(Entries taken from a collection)
==========

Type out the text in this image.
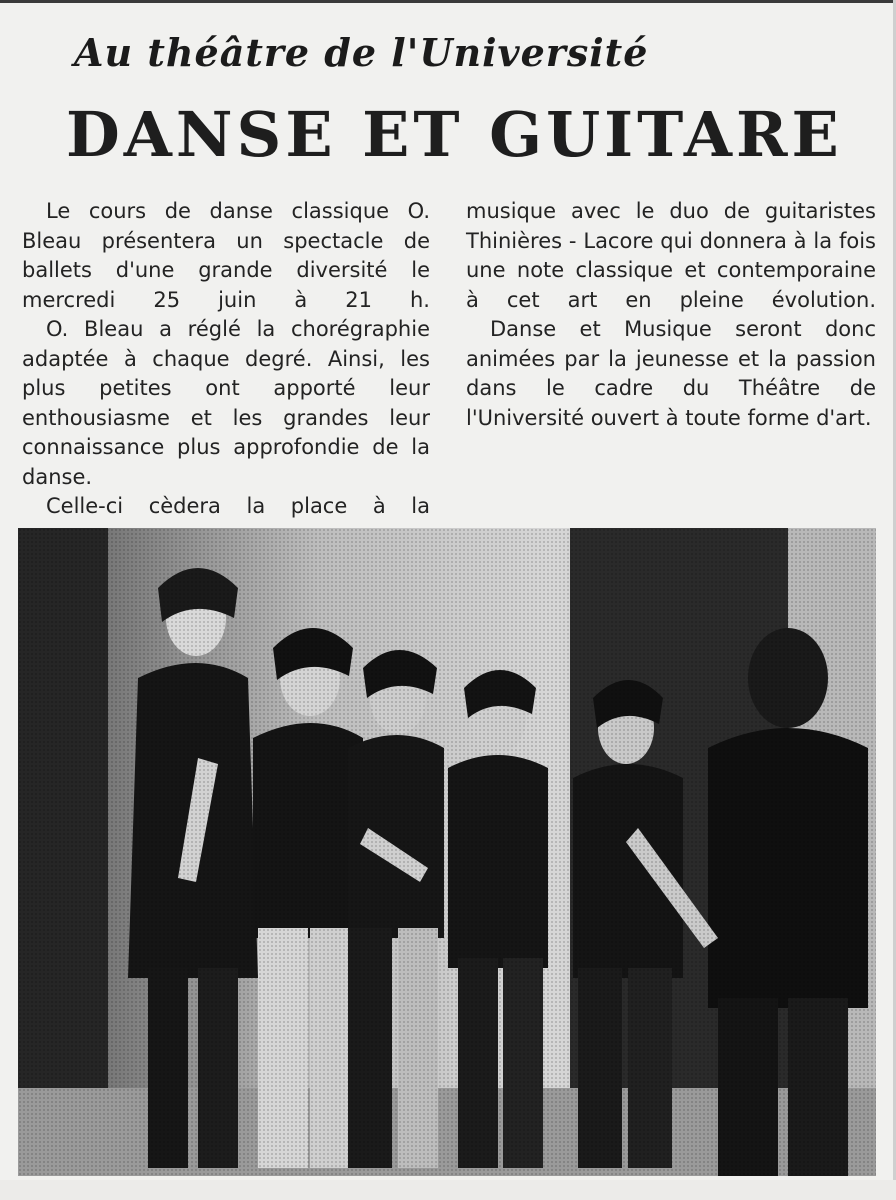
Au théâtre de l'Université
DANSE ET GUITARE

Le cours de danse classique O. Bleau présentera un spectacle de ballets d'une grande diversité le mercredi 25 juin à 21 h.

O. Bleau a réglé la chorégraphie adaptée à chaque degré. Ainsi, les plus petites ont apporté leur enthousiasme et les grandes leur connaissance plus approfondie de la danse.

Celle-ci cèdera la place à la

musique avec le duo de guitaristes Thinières - Lacore qui donnera à la fois une note classique et contemporaine à cet art en pleine évolution.

Danse et Musique seront donc animées par la jeunesse et la passion dans le cadre du Théâtre de l'Université ouvert à toute forme d'art.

==========

Problem description:
Restate the data above exactly, stripping out each image.

Task result:
Type out the text in this image.
Au théâtre de l'Université
DANSE ET GUITARE

Le cours de danse classique O. Bleau présentera un spectacle de ballets d'une grande diversité le mercredi 25 juin à 21 h.

O. Bleau a réglé la chorégraphie adaptée à chaque degré. Ainsi, les plus petites ont apporté leur enthousiasme et les grandes leur connaissance plus approfondie de la danse.

Celle-ci cèdera la place à la

musique avec le duo de guitaristes Thinières - Lacore qui donnera à la fois une note classique et contemporaine à cet art en pleine évolution.

Danse et Musique seront donc animées par la jeunesse et la passion dans le cadre du Théâtre de l'Université ouvert à toute forme d'art.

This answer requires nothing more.